■ Given exercise:
Restate the whole listing exactly.

(Saved entries)

++++++++++

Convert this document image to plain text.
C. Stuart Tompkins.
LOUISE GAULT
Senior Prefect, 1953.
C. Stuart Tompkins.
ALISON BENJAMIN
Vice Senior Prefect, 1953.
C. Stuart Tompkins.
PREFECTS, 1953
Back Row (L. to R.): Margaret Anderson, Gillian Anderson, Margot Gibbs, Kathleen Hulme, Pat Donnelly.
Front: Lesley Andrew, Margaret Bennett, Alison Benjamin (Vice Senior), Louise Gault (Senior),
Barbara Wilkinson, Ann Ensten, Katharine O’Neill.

++++++++++

■ Response below:
Convert this document image to plain text.
C. Stuart Tompkins.
LOUISE GAULT
Senior Prefect, 1953.
C. Stuart Tompkins.
ALISON BENJAMIN
Vice Senior Prefect, 1953.
C. Stuart Tompkins.
PREFECTS, 1953
Back Row (L. to R.): Margaret Anderson, Gillian Anderson, Margot Gibbs, Kathleen Hulme, Pat Donnelly.
Front: Lesley Andrew, Margaret Bennett, Alison Benjamin (Vice Senior), Louise Gault (Senior),
Barbara Wilkinson, Ann Ensten, Katharine O’Neill.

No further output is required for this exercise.